▶ GOAL OF THE EXERCISE: Check each line of the listing for the string "data", then state how many lines have it. Only the number is wanted.

-- START OF THE RECORDS --

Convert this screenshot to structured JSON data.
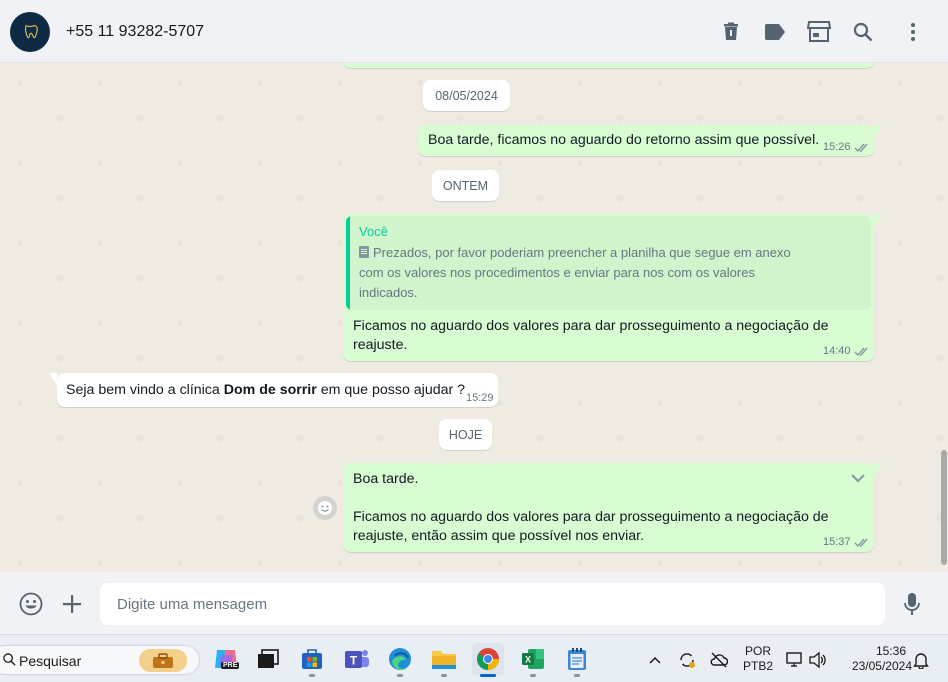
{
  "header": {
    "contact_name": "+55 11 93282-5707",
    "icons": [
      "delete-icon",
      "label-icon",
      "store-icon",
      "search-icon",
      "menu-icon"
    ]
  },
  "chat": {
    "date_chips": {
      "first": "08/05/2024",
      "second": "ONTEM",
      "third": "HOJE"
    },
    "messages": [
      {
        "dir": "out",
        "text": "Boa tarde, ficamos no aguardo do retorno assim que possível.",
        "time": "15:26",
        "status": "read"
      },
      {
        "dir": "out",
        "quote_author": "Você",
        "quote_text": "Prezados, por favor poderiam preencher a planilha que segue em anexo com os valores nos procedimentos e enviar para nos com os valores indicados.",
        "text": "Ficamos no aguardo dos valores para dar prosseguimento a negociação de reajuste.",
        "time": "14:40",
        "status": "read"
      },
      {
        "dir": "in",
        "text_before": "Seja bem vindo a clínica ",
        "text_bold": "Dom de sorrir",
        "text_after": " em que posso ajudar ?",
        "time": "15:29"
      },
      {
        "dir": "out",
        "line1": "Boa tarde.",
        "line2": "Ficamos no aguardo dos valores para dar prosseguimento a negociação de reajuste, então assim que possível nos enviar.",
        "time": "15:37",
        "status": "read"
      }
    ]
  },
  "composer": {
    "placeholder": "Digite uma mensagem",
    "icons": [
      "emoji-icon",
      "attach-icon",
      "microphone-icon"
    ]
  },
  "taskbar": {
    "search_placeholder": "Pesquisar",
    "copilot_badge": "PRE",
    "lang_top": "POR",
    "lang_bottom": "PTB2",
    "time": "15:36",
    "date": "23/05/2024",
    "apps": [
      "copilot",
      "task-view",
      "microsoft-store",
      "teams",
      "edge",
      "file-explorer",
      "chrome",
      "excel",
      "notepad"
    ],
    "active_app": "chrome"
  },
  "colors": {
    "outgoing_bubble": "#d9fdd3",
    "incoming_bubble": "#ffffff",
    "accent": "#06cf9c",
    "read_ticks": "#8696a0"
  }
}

-- END OF THE RECORDS --
-- START OF THE RECORDS --

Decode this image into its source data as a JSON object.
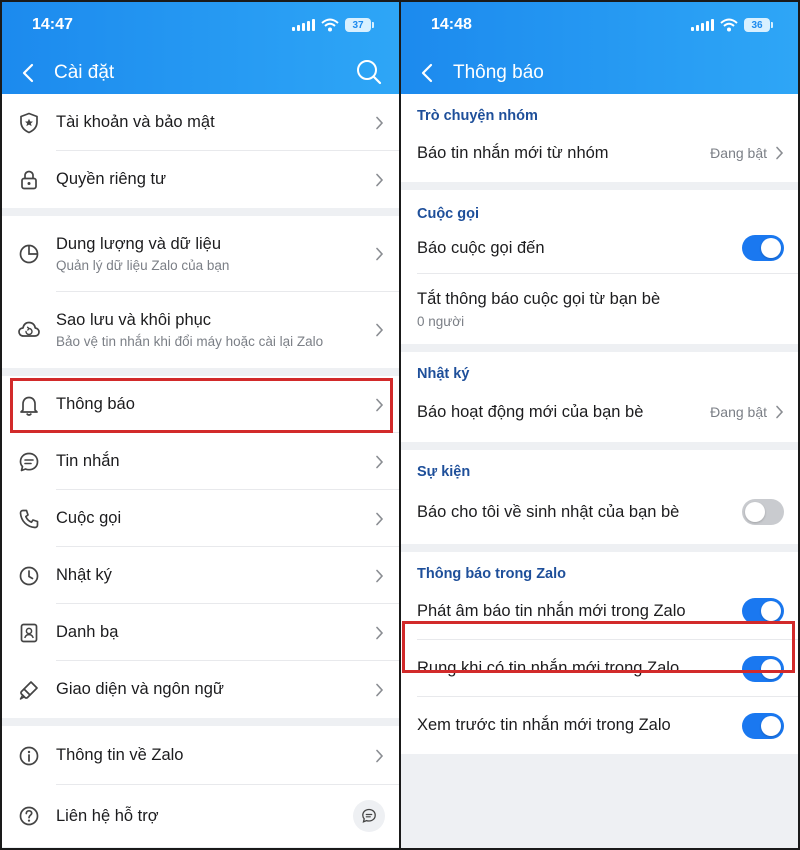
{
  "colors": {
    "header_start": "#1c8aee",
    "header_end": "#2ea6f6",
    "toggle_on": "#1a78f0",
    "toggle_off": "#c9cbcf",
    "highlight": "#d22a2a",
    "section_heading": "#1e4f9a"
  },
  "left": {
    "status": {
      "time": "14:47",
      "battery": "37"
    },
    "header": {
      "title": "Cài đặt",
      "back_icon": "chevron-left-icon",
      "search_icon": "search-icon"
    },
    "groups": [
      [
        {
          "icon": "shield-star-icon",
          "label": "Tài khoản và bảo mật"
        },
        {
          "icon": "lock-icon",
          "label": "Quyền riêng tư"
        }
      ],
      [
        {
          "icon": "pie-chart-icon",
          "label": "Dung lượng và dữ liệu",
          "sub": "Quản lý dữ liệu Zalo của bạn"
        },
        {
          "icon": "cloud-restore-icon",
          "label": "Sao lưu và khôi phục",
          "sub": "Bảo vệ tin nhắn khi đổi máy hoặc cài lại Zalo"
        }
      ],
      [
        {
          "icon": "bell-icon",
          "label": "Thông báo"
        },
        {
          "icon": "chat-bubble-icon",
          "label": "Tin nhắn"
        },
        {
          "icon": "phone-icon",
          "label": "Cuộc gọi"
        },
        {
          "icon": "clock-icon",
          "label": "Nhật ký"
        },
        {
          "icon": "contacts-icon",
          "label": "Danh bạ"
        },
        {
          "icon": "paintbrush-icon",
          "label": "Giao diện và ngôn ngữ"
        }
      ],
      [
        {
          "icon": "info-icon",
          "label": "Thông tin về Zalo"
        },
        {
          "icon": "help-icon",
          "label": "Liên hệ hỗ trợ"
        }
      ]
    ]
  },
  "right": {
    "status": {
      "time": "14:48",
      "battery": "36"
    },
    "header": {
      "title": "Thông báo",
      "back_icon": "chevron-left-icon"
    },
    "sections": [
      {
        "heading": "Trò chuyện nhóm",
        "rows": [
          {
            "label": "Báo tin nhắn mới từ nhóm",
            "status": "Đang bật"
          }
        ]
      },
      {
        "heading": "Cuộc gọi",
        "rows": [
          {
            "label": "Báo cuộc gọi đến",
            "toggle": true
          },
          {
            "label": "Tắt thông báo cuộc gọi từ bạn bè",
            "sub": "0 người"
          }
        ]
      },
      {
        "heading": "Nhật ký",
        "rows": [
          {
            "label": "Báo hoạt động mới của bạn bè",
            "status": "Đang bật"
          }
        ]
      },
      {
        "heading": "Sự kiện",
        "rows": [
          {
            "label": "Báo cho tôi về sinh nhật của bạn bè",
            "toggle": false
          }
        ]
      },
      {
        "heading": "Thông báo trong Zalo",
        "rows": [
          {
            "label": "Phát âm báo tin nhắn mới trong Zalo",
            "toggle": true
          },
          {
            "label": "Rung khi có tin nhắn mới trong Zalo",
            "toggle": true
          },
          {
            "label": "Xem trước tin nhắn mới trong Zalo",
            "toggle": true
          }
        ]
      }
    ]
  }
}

-- END OF THE RECORDS --

▶ WRITTEN ANSWER: 2